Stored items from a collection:
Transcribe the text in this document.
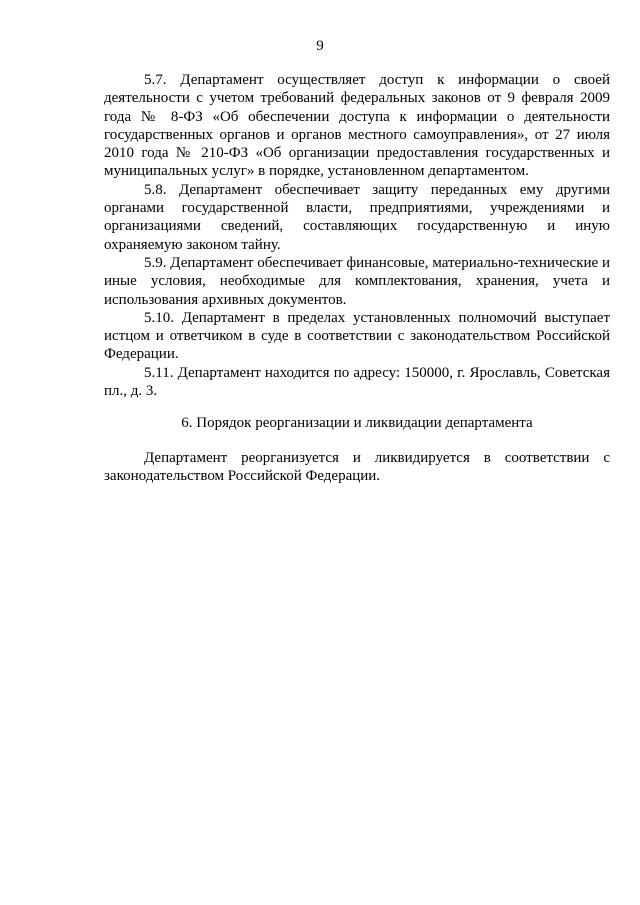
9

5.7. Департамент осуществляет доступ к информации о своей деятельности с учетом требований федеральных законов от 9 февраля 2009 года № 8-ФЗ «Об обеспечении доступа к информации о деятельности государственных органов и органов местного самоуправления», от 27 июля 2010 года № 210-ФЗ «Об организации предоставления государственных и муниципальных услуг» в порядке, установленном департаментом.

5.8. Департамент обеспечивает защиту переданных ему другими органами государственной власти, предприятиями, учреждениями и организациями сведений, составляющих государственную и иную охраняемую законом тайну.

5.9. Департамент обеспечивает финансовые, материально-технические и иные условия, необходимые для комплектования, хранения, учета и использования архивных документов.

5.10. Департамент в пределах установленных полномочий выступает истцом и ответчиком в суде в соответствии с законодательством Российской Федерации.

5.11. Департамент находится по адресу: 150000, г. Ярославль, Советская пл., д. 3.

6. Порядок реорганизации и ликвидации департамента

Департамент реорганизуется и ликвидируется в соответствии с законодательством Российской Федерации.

#### What you have to do
Look through the material above. Copy each line where the word "Федерации" appears.

#### Reply
5.10. Департамент в пределах установленных полномочий выступает истцом и ответчиком в суде в соответствии с законодательством Российской Федерации.
Департамент реорганизуется и ликвидируется в соответствии с законодательством Российской Федерации.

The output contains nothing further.